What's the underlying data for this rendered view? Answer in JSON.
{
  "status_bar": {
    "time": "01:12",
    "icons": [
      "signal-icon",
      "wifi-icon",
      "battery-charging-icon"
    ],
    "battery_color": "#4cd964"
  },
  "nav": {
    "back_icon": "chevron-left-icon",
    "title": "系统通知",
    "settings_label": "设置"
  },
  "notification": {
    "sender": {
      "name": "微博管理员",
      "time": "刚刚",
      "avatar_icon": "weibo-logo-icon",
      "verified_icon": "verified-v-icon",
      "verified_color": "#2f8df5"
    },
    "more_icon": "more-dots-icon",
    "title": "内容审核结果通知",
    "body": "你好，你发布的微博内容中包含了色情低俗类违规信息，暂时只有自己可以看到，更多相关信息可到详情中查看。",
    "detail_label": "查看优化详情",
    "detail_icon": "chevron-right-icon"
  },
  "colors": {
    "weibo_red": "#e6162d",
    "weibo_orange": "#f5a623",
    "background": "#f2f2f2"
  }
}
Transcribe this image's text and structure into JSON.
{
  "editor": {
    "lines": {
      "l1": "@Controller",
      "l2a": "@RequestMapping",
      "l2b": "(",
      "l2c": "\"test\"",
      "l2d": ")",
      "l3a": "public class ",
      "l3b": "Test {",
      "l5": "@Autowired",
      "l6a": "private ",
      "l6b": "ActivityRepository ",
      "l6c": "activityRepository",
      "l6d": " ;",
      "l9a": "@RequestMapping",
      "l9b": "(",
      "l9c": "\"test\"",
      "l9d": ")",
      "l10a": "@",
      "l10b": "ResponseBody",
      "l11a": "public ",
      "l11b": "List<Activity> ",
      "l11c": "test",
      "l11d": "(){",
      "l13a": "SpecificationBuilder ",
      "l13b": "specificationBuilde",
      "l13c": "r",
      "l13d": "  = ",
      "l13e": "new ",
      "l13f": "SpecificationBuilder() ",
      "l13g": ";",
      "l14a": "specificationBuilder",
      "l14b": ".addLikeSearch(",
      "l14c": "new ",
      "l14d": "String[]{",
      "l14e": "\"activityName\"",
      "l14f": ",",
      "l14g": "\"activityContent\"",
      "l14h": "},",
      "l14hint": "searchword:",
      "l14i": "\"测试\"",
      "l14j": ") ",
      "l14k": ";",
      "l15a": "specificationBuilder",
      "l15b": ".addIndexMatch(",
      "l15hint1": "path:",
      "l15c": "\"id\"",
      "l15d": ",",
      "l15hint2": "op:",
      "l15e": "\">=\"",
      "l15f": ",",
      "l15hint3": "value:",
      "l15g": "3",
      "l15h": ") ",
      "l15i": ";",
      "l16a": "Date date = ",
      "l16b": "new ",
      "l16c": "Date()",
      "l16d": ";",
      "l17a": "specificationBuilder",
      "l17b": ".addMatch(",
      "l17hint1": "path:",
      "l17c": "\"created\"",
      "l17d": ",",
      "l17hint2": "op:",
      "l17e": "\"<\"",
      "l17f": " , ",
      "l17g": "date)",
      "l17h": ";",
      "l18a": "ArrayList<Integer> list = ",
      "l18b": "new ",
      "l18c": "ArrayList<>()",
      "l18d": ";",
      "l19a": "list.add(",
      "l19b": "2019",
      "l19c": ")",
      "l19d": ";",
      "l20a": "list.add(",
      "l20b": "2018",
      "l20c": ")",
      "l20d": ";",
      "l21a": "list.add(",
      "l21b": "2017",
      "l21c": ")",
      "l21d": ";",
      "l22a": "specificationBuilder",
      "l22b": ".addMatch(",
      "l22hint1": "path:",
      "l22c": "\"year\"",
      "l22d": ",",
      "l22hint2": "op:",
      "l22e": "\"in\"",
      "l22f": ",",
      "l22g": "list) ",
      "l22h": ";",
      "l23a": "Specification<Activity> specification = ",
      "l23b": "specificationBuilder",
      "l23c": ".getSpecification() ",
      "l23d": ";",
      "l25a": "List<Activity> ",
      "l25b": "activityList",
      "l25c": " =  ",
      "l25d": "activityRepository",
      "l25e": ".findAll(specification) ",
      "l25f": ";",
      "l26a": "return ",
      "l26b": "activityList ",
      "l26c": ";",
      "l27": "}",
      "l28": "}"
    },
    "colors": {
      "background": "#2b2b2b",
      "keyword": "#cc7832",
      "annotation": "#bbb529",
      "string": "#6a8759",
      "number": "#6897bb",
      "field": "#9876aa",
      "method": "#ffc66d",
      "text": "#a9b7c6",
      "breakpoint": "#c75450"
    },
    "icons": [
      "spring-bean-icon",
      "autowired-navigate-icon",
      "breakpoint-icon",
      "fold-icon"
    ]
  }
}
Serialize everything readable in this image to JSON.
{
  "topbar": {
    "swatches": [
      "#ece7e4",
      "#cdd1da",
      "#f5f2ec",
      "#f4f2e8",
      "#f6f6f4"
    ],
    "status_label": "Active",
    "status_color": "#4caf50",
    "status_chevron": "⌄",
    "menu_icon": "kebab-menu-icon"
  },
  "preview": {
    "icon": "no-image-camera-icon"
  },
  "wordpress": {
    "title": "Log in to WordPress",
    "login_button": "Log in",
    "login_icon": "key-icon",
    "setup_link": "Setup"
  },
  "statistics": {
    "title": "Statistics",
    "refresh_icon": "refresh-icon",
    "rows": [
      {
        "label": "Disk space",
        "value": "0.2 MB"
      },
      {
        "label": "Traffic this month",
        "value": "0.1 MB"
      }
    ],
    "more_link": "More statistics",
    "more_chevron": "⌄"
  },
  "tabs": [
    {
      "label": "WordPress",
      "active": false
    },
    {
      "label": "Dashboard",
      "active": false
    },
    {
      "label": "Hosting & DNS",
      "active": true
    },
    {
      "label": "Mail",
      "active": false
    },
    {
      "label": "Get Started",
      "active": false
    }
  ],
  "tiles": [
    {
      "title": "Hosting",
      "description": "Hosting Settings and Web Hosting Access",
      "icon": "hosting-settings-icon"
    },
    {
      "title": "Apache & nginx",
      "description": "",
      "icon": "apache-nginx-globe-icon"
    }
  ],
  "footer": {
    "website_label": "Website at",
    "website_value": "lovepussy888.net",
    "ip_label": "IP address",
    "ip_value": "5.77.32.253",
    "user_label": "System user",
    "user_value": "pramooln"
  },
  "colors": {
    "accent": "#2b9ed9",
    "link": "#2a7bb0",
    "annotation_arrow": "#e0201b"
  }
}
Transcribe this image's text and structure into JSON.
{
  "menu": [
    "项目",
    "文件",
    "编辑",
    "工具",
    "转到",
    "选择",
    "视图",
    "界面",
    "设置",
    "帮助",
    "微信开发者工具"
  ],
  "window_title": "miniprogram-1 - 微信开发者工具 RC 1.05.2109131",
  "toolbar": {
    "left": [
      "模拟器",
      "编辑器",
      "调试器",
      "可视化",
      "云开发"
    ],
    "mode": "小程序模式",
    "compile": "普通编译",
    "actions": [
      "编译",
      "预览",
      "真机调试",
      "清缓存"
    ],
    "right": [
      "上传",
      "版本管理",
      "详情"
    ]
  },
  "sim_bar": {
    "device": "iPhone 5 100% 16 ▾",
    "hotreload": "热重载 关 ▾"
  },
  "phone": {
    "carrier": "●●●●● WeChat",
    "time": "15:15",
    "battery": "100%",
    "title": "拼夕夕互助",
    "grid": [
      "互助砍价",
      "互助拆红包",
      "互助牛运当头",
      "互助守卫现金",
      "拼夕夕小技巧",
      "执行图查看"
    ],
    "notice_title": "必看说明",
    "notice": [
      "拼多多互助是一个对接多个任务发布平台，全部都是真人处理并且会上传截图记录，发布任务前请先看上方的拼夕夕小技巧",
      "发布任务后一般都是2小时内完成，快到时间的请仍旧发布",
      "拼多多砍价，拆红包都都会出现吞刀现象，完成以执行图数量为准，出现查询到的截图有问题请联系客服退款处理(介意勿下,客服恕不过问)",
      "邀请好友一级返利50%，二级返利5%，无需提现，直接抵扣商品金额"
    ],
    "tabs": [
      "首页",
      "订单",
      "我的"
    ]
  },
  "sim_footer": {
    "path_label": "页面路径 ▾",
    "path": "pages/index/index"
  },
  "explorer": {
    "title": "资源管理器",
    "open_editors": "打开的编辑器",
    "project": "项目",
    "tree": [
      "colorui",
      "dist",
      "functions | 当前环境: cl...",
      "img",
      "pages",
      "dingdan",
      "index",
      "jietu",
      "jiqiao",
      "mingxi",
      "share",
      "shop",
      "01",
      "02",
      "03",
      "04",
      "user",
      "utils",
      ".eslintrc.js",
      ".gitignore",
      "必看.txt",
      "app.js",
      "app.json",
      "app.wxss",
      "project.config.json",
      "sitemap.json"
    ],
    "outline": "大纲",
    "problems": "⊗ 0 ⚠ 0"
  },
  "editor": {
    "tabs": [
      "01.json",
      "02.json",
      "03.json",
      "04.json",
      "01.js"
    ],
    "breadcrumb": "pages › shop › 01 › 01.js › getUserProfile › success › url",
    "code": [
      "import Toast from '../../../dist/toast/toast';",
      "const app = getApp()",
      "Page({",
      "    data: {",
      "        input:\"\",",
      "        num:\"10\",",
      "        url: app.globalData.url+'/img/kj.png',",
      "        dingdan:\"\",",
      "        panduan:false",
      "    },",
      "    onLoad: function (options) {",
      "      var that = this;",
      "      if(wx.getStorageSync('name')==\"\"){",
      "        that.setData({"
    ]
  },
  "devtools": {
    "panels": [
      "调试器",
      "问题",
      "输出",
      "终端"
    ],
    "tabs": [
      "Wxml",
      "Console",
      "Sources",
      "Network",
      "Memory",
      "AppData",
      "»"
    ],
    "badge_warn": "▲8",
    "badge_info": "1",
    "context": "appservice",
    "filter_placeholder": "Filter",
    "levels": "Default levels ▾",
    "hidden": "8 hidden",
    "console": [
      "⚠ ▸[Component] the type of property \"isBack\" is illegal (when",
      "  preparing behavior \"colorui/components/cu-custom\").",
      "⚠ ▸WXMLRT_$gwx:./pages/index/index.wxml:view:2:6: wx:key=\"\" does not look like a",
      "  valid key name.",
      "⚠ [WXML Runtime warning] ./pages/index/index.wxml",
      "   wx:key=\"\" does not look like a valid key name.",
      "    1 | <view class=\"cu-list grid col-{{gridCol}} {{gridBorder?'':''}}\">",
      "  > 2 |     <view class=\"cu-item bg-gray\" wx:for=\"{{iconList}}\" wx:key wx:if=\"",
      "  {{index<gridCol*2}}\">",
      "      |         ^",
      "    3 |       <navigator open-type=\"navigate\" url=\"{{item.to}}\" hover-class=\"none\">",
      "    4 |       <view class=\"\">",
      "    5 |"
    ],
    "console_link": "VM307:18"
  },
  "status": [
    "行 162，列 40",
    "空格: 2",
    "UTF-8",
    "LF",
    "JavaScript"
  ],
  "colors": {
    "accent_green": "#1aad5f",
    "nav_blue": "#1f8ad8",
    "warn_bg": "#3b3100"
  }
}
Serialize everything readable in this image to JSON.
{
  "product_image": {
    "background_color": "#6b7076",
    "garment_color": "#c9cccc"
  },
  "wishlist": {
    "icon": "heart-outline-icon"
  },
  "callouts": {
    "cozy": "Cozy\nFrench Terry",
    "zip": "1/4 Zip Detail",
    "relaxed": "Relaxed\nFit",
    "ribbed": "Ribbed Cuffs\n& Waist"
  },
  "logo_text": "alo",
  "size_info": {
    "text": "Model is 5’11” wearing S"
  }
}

━━━

— Exercise description —
Search the data for "ArrayList". Copy every line that has it.

— Response for this exercise —
      "l18a": "ArrayList<Integer> list = ",
      "l18c": "ArrayList<>()",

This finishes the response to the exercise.